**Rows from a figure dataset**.
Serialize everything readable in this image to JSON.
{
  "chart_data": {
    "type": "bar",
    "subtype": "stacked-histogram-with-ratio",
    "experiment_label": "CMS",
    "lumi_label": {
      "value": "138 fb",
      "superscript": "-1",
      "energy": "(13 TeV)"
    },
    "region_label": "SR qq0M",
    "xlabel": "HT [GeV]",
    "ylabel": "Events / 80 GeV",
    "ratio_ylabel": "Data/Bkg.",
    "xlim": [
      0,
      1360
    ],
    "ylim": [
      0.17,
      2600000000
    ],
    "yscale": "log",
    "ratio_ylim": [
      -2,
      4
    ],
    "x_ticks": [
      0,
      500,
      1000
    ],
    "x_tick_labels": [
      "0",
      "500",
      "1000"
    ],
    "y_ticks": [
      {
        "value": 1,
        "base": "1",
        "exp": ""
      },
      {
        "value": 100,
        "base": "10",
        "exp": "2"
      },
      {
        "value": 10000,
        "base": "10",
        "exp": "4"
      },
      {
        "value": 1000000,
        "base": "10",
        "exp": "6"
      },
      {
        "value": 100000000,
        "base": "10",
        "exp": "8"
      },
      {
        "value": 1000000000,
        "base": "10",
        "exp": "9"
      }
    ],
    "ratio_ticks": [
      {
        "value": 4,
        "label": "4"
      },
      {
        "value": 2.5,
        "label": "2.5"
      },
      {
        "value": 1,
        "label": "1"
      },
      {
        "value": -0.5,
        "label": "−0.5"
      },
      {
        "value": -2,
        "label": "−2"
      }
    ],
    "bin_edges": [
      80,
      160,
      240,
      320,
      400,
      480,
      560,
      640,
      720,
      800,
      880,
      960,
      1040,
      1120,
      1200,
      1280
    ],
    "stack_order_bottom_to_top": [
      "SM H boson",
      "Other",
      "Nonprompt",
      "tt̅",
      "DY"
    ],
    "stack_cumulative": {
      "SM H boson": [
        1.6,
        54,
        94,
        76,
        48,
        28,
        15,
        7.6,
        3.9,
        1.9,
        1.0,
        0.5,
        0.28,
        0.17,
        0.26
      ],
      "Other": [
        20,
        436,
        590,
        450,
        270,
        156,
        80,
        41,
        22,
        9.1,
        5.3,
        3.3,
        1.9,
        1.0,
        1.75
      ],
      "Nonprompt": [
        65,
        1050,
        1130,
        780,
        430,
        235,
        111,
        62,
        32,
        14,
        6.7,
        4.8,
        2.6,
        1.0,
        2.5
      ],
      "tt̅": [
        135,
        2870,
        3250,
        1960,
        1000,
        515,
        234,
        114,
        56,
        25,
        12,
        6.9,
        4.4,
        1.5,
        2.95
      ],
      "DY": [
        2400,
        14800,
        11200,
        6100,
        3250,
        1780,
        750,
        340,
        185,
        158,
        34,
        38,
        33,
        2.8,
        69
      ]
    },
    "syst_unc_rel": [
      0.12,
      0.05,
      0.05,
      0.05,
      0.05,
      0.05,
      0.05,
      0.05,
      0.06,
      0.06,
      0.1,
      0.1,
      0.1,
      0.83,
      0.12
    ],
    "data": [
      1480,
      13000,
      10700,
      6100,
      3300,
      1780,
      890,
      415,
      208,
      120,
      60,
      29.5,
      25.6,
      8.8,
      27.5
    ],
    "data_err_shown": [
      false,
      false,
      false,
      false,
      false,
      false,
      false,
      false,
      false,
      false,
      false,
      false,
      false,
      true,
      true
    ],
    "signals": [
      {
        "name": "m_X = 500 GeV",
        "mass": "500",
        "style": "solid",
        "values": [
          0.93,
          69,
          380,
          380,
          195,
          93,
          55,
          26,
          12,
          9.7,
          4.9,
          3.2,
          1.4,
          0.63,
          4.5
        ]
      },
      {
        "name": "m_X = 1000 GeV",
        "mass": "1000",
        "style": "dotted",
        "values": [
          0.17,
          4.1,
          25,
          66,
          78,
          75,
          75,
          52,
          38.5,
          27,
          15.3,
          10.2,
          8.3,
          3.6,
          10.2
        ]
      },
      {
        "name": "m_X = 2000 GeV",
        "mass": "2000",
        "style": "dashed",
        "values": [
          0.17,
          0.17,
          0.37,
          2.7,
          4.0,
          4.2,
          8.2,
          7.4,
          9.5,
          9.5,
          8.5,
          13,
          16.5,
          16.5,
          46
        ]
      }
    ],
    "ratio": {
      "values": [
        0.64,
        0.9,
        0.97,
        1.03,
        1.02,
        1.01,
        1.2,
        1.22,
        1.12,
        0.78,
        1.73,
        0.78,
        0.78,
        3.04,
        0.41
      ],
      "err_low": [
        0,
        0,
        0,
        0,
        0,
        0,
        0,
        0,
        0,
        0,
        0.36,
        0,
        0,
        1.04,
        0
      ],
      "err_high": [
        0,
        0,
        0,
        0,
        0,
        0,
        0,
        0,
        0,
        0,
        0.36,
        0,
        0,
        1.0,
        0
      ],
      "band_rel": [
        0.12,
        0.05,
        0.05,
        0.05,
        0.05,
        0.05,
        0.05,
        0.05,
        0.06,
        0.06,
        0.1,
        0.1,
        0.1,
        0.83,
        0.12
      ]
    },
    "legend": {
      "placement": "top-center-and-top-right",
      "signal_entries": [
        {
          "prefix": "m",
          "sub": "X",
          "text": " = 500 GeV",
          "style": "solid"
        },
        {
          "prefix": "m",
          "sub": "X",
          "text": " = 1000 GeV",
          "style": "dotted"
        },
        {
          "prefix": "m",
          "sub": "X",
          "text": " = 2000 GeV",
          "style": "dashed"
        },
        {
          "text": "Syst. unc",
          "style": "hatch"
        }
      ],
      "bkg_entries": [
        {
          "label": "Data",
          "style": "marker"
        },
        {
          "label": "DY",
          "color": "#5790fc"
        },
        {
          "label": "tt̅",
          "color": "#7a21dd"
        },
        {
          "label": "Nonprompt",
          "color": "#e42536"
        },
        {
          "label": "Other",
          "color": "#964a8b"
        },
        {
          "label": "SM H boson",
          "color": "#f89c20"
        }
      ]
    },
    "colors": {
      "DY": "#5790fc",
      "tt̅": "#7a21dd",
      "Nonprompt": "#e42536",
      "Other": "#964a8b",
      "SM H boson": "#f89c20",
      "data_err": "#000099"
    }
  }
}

**Aim**.
Go through the entries above and count the lines containing the word "style"; give only that count.

**Final result**.
8